* [DIRECTIONS]
Repeat the whole listing below, word for word.
(begin)
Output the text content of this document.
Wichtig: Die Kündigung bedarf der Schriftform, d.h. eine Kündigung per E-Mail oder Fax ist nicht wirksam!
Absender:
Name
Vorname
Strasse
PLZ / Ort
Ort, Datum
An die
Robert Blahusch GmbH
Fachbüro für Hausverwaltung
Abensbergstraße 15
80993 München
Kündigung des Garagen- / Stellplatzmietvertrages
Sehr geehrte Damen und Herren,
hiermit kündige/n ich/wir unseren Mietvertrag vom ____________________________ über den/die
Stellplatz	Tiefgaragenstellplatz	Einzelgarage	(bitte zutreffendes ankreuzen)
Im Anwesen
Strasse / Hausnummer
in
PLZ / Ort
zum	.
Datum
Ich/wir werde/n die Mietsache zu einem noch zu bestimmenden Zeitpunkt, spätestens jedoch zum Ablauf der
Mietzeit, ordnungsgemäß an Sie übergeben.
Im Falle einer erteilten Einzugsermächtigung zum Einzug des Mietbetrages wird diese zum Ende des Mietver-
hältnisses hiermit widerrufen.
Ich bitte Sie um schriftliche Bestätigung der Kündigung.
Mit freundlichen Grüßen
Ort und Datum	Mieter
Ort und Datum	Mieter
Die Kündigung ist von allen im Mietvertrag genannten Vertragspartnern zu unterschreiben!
(end)
* [ANSWER TO THIS TASK]
Output the text content of this document.
Wichtig: Die Kündigung bedarf der Schriftform, d.h. eine Kündigung per E-Mail oder Fax ist nicht wirksam!
Absender:
Name
Vorname
Strasse
PLZ / Ort
Ort, Datum
An die
Robert Blahusch GmbH
Fachbüro für Hausverwaltung
Abensbergstraße 15
80993 München
Kündigung des Garagen- / Stellplatzmietvertrages
Sehr geehrte Damen und Herren,
hiermit kündige/n ich/wir unseren Mietvertrag vom ____________________________ über den/die
Stellplatz	Tiefgaragenstellplatz	Einzelgarage	(bitte zutreffendes ankreuzen)
Im Anwesen
Strasse / Hausnummer
in
PLZ / Ort
zum	.
Datum
Ich/wir werde/n die Mietsache zu einem noch zu bestimmenden Zeitpunkt, spätestens jedoch zum Ablauf der
Mietzeit, ordnungsgemäß an Sie übergeben.
Im Falle einer erteilten Einzugsermächtigung zum Einzug des Mietbetrages wird diese zum Ende des Mietver-
hältnisses hiermit widerrufen.
Ich bitte Sie um schriftliche Bestätigung der Kündigung.
Mit freundlichen Grüßen
Ort und Datum	Mieter
Ort und Datum	Mieter
Die Kündigung ist von allen im Mietvertrag genannten Vertragspartnern zu unterschreiben!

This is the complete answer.